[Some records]
○ ○ ○
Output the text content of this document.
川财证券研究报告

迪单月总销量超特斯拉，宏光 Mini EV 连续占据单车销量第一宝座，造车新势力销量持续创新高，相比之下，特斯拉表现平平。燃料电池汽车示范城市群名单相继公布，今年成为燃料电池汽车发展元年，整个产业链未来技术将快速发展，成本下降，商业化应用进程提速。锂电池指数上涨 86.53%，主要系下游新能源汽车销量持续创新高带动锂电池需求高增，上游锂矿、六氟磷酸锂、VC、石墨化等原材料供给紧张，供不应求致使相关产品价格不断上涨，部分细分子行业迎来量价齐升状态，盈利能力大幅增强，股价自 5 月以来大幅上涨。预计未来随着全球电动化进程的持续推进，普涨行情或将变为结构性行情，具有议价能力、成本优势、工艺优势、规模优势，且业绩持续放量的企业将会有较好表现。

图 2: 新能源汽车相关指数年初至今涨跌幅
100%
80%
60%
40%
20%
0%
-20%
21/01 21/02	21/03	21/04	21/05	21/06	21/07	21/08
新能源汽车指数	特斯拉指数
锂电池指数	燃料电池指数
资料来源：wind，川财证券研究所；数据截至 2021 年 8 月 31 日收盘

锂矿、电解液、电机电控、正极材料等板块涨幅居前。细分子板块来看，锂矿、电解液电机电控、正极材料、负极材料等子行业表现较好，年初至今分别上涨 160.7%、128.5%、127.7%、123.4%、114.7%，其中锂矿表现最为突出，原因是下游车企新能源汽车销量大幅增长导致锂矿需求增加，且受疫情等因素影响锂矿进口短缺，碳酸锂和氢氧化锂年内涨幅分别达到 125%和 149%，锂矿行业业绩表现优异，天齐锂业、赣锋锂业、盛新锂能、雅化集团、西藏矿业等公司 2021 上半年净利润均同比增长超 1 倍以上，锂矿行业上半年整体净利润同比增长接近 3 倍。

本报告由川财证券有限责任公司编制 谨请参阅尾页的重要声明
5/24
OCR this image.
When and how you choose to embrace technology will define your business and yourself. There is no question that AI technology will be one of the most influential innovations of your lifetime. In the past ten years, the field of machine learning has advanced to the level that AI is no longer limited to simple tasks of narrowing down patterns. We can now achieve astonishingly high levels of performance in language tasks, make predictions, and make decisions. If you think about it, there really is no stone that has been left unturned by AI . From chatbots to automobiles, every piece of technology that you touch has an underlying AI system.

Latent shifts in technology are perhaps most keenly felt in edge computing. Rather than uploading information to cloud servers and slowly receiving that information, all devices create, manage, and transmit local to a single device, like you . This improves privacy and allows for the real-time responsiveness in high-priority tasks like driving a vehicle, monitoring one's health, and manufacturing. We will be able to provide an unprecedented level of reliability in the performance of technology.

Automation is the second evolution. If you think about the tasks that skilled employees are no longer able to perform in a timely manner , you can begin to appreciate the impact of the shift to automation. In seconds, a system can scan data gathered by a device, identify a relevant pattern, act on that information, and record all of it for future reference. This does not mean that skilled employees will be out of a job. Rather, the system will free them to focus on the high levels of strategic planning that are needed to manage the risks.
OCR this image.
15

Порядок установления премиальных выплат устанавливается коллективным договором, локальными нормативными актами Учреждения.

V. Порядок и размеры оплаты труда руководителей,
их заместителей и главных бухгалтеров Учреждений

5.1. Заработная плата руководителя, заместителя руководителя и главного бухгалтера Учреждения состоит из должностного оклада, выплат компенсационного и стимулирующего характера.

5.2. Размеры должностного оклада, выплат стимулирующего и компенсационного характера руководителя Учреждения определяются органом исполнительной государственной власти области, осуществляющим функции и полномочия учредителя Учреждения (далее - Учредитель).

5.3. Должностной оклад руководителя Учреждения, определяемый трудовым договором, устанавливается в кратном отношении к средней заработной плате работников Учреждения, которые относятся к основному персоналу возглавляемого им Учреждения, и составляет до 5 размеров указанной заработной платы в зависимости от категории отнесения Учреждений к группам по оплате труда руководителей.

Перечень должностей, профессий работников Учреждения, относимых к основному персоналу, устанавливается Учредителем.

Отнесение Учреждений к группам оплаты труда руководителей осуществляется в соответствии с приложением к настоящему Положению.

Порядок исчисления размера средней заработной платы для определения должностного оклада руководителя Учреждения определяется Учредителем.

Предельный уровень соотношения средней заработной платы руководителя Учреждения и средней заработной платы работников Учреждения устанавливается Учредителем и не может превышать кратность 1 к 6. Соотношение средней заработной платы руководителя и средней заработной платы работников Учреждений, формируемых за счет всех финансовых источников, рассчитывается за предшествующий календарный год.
○ ○ ○
Would you reproduce all the entries exactly?

Output the text content of this document.
川财证券研究报告

迪单月总销量超特斯拉，宏光 Mini EV 连续占据单车销量第一宝座，造车新势力销量持续创新高，相比之下，特斯拉表现平平。燃料电池汽车示范城市群名单相继公布，今年成为燃料电池汽车发展元年，整个产业链未来技术将快速发展，成本下降，商业化应用进程提速。锂电池指数上涨 86.53%，主要系下游新能源汽车销量持续创新高带动锂电池需求高增，上游锂矿、六氟磷酸锂、VC、石墨化等原材料供给紧张，供不应求致使相关产品价格不断上涨，部分细分子行业迎来量价齐升状态，盈利能力大幅增强，股价自 5 月以来大幅上涨。预计未来随着全球电动化进程的持续推进，普涨行情或将变为结构性行情，具有议价能力、成本优势、工艺优势、规模优势，且业绩持续放量的企业将会有较好表现。

图 2: 新能源汽车相关指数年初至今涨跌幅
100%
80%
60%
40%
20%
0%
-20%
21/01 21/02	21/03	21/04	21/05	21/06	21/07	21/08
新能源汽车指数	特斯拉指数
锂电池指数	燃料电池指数
资料来源：wind，川财证券研究所；数据截至 2021 年 8 月 31 日收盘

锂矿、电解液、电机电控、正极材料等板块涨幅居前。细分子板块来看，锂矿、电解液电机电控、正极材料、负极材料等子行业表现较好，年初至今分别上涨 160.7%、128.5%、127.7%、123.4%、114.7%，其中锂矿表现最为突出，原因是下游车企新能源汽车销量大幅增长导致锂矿需求增加，且受疫情等因素影响锂矿进口短缺，碳酸锂和氢氧化锂年内涨幅分别达到 125%和 149%，锂矿行业业绩表现优异，天齐锂业、赣锋锂业、盛新锂能、雅化集团、西藏矿业等公司 2021 上半年净利润均同比增长超 1 倍以上，锂矿行业上半年整体净利润同比增长接近 3 倍。

本报告由川财证券有限责任公司编制 谨请参阅尾页的重要声明
5/24
OCR this image.
When and how you choose to embrace technology will define your business and yourself. There is no question that AI technology will be one of the most influential innovations of your lifetime. In the past ten years, the field of machine learning has advanced to the level that AI is no longer limited to simple tasks of narrowing down patterns. We can now achieve astonishingly high levels of performance in language tasks, make predictions, and make decisions. If you think about it, there really is no stone that has been left unturned by AI . From chatbots to automobiles, every piece of technology that you touch has an underlying AI system.

Latent shifts in technology are perhaps most keenly felt in edge computing. Rather than uploading information to cloud servers and slowly receiving that information, all devices create, manage, and transmit local to a single device, like you . This improves privacy and allows for the real-time responsiveness in high-priority tasks like driving a vehicle, monitoring one's health, and manufacturing. We will be able to provide an unprecedented level of reliability in the performance of technology.

Automation is the second evolution. If you think about the tasks that skilled employees are no longer able to perform in a timely manner , you can begin to appreciate the impact of the shift to automation. In seconds, a system can scan data gathered by a device, identify a relevant pattern, act on that information, and record all of it for future reference. This does not mean that skilled employees will be out of a job. Rather, the system will free them to focus on the high levels of strategic planning that are needed to manage the risks.
OCR this image.
15

Порядок установления премиальных выплат устанавливается коллективным договором, локальными нормативными актами Учреждения.

V. Порядок и размеры оплаты труда руководителей,
их заместителей и главных бухгалтеров Учреждений

5.1. Заработная плата руководителя, заместителя руководителя и главного бухгалтера Учреждения состоит из должностного оклада, выплат компенсационного и стимулирующего характера.

5.2. Размеры должностного оклада, выплат стимулирующего и компенсационного характера руководителя Учреждения определяются органом исполнительной государственной власти области, осуществляющим функции и полномочия учредителя Учреждения (далее - Учредитель).

5.3. Должностной оклад руководителя Учреждения, определяемый трудовым договором, устанавливается в кратном отношении к средней заработной плате работников Учреждения, которые относятся к основному персоналу возглавляемого им Учреждения, и составляет до 5 размеров указанной заработной платы в зависимости от категории отнесения Учреждений к группам по оплате труда руководителей.

Перечень должностей, профессий работников Учреждения, относимых к основному персоналу, устанавливается Учредителем.

Отнесение Учреждений к группам оплаты труда руководителей осуществляется в соответствии с приложением к настоящему Положению.

Порядок исчисления размера средней заработной платы для определения должностного оклада руководителя Учреждения определяется Учредителем.

Предельный уровень соотношения средней заработной платы руководителя Учреждения и средней заработной платы работников Учреждения устанавливается Учредителем и не может превышать кратность 1 к 6. Соотношение средней заработной платы руководителя и средней заработной платы работников Учреждений, формируемых за счет всех финансовых источников, рассчитывается за предшествующий календарный год.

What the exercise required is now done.